Data entries
(begin)

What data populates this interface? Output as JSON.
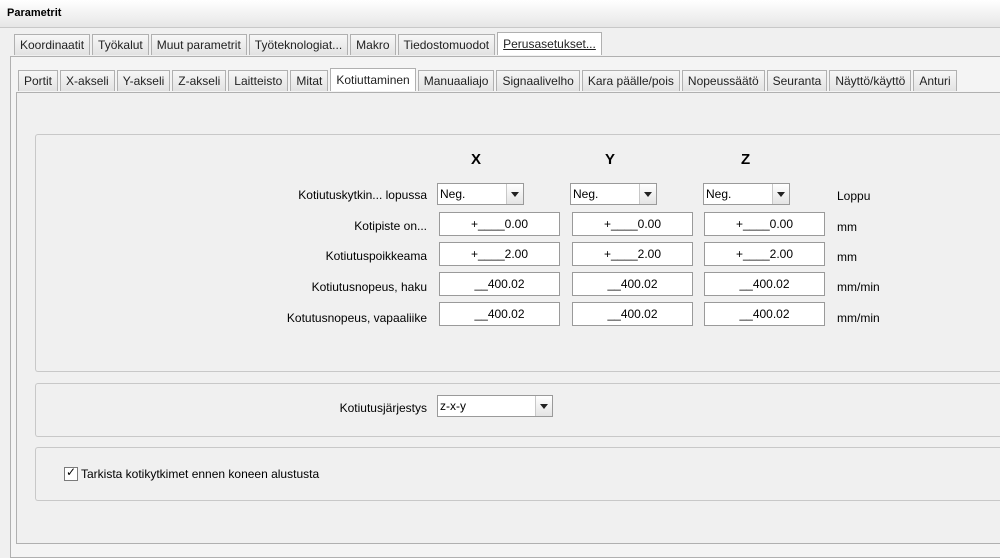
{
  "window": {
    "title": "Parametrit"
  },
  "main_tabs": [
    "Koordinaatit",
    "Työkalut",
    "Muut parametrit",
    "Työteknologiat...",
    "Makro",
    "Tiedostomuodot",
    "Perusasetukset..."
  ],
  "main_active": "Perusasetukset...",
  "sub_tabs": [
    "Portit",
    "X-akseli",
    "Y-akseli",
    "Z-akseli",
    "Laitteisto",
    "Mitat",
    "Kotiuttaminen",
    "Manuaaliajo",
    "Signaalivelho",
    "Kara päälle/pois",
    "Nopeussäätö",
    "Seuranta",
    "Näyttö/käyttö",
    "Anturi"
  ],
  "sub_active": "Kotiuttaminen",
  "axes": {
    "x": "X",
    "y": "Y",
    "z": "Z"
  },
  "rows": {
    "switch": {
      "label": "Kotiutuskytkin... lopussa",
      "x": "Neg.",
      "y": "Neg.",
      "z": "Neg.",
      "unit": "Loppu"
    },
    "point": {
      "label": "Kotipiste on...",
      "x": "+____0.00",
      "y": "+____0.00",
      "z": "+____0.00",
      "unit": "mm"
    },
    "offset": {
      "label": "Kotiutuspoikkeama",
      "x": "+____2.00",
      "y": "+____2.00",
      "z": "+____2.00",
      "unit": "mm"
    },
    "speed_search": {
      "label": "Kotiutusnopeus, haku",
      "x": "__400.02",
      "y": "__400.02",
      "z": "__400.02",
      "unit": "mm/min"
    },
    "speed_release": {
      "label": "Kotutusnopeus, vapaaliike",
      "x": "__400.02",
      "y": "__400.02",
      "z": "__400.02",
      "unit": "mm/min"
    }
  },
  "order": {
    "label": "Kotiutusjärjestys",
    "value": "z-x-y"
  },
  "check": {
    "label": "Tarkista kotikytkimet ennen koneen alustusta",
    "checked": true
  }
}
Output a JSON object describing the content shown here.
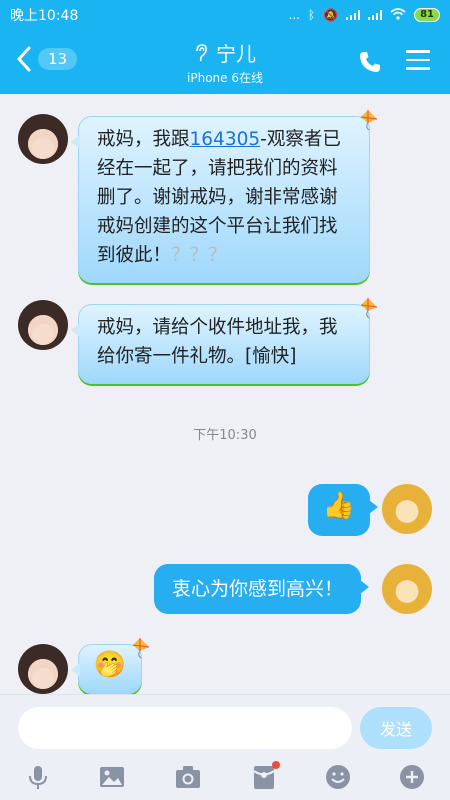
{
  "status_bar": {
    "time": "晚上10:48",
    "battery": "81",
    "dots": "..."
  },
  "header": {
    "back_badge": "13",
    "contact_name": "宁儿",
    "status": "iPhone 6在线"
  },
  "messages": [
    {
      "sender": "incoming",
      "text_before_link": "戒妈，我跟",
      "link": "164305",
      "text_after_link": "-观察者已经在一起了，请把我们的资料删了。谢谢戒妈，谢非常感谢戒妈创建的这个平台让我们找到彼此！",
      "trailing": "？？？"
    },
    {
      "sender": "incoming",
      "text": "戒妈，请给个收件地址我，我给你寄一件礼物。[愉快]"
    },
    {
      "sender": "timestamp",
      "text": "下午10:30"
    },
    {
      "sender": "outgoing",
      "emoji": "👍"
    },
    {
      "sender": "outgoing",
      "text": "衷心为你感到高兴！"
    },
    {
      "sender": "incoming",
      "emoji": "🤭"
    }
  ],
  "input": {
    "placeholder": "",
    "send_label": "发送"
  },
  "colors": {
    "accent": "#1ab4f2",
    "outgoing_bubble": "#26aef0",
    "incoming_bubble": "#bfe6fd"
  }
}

(end)

▶ _REQUIRED TASK_: Repeat exactly the lines from the one containing "Output a JSON" to the last line of the records above, including both, and leave out any pictures.

▶ _FINAL RESULT_:
Output a JSON object describing the content shown here.
{
  "status_bar": {
    "time": "晚上10:48",
    "battery": "81",
    "dots": "..."
  },
  "header": {
    "back_badge": "13",
    "contact_name": "宁儿",
    "status": "iPhone 6在线"
  },
  "messages": [
    {
      "sender": "incoming",
      "text_before_link": "戒妈，我跟",
      "link": "164305",
      "text_after_link": "-观察者已经在一起了，请把我们的资料删了。谢谢戒妈，谢非常感谢戒妈创建的这个平台让我们找到彼此！",
      "trailing": "？？？"
    },
    {
      "sender": "incoming",
      "text": "戒妈，请给个收件地址我，我给你寄一件礼物。[愉快]"
    },
    {
      "sender": "timestamp",
      "text": "下午10:30"
    },
    {
      "sender": "outgoing",
      "emoji": "👍"
    },
    {
      "sender": "outgoing",
      "text": "衷心为你感到高兴！"
    },
    {
      "sender": "incoming",
      "emoji": "🤭"
    }
  ],
  "input": {
    "placeholder": "",
    "send_label": "发送"
  },
  "colors": {
    "accent": "#1ab4f2",
    "outgoing_bubble": "#26aef0",
    "incoming_bubble": "#bfe6fd"
  }
}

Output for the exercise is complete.